__GIVEN TASK__: Rewrite the items from the first line through the line containing "close-value: 4697.95: [335, 34, 379, 48]", replacing "pixel coordinates" with "screen coordinates" and leaving everything else unchanged.

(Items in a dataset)
>> Begin

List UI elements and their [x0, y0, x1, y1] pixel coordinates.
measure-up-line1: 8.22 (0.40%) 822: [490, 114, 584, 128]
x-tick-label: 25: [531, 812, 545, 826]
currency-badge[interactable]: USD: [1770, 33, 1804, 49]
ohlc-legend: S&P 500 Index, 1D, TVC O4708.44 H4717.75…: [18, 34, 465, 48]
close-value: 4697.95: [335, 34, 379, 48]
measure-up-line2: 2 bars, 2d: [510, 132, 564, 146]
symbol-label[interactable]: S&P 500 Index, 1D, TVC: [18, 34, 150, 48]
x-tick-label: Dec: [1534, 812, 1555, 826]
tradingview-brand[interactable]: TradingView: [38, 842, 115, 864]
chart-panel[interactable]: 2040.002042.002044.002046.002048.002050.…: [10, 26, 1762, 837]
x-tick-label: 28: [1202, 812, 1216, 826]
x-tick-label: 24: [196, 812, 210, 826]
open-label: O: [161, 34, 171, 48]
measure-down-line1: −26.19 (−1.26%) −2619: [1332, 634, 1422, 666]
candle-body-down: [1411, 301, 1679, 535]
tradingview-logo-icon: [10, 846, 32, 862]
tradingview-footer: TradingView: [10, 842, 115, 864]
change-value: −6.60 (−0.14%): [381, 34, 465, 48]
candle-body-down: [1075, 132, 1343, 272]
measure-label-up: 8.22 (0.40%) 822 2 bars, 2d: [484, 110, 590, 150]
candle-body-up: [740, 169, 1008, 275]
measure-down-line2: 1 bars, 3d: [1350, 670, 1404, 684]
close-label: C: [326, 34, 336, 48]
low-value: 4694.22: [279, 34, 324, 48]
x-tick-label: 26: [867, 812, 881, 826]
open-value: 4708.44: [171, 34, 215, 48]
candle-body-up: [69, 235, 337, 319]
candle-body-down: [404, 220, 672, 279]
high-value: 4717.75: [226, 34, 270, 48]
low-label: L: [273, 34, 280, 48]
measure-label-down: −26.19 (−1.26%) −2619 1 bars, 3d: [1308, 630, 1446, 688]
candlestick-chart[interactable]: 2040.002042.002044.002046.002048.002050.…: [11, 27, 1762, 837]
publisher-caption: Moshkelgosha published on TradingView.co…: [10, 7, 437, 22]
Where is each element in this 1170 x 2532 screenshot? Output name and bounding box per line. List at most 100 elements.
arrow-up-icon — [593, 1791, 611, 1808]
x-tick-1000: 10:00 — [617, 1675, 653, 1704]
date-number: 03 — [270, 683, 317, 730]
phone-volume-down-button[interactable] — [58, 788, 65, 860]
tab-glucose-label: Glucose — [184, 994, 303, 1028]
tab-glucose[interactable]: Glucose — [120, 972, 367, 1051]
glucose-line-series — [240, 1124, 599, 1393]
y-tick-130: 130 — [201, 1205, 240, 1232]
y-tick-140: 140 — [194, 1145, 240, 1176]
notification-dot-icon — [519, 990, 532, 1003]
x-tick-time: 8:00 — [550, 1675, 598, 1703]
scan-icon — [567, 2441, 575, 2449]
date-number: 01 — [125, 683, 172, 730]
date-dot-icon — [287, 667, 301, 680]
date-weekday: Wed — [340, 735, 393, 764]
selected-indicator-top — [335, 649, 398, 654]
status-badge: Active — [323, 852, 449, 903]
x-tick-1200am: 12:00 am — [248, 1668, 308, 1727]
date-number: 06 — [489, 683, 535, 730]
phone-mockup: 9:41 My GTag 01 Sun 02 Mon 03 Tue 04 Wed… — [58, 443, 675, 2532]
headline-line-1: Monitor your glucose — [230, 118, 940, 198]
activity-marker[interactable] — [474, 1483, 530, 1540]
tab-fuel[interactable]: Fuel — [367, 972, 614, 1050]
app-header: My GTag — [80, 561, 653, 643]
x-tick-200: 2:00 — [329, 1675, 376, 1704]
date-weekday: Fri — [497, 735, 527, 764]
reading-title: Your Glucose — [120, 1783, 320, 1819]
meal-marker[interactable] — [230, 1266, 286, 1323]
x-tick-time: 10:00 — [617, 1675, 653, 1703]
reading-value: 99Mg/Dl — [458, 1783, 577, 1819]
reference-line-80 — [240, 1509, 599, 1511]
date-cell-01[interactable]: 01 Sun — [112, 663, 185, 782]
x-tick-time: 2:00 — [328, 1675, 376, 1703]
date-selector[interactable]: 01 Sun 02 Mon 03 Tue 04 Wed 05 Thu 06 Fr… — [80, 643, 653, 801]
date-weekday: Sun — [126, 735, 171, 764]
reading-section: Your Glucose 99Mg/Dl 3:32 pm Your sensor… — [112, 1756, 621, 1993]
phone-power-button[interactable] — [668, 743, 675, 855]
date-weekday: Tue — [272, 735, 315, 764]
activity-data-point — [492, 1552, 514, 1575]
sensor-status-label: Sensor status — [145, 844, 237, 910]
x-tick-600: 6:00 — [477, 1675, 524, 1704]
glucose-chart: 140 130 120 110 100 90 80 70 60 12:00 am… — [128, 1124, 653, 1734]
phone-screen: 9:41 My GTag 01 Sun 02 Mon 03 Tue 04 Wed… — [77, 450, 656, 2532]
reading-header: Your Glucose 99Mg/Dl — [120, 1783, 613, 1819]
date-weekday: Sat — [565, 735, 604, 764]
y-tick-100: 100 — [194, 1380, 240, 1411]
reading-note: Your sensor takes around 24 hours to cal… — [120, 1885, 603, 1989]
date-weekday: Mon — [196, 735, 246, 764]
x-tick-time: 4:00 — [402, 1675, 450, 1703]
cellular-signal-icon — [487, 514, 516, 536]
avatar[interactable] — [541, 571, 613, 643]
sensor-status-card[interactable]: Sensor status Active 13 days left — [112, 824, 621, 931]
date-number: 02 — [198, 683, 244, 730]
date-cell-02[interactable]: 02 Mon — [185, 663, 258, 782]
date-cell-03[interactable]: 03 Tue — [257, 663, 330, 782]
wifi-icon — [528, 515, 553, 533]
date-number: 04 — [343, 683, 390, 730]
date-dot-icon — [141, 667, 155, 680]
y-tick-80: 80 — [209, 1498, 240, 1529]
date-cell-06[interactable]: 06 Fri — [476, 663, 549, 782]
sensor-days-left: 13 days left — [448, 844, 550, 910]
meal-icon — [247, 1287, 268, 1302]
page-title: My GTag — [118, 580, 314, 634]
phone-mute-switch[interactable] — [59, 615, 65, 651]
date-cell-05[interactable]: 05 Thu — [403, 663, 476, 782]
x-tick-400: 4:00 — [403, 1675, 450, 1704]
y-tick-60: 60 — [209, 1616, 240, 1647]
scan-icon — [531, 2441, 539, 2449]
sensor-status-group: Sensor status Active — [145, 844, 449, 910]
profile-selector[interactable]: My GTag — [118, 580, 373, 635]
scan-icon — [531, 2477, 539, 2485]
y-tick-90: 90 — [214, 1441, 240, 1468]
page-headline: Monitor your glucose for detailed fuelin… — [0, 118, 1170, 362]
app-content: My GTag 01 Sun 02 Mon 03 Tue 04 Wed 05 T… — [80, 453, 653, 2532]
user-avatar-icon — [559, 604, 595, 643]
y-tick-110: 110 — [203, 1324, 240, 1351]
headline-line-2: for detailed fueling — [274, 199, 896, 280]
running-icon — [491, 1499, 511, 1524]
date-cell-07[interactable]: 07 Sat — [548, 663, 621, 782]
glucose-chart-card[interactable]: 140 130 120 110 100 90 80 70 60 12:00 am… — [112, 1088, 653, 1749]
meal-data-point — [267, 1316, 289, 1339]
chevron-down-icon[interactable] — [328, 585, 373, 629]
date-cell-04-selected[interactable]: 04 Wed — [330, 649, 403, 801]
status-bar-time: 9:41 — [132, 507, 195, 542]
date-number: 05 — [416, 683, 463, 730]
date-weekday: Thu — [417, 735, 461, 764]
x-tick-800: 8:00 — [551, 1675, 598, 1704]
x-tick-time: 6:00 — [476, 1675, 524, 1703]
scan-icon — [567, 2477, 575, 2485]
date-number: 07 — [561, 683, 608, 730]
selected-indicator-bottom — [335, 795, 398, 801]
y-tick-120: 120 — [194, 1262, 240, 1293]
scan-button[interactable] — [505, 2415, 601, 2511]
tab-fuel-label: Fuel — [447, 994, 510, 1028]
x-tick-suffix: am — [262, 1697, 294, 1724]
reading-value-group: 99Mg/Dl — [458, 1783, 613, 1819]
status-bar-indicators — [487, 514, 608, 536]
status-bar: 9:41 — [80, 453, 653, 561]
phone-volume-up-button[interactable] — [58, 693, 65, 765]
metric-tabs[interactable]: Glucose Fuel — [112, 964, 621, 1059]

>> End

__THE OUTPUT__:
List UI elements and their [x0, y0, x1, y1] screen coordinates.
measure-up-line1: 8.22 (0.40%) 822: [490, 114, 584, 128]
x-tick-label: 25: [531, 812, 545, 826]
currency-badge[interactable]: USD: [1770, 33, 1804, 49]
ohlc-legend: S&P 500 Index, 1D, TVC O4708.44 H4717.75…: [18, 34, 465, 48]
close-value: 4697.95: [335, 34, 379, 48]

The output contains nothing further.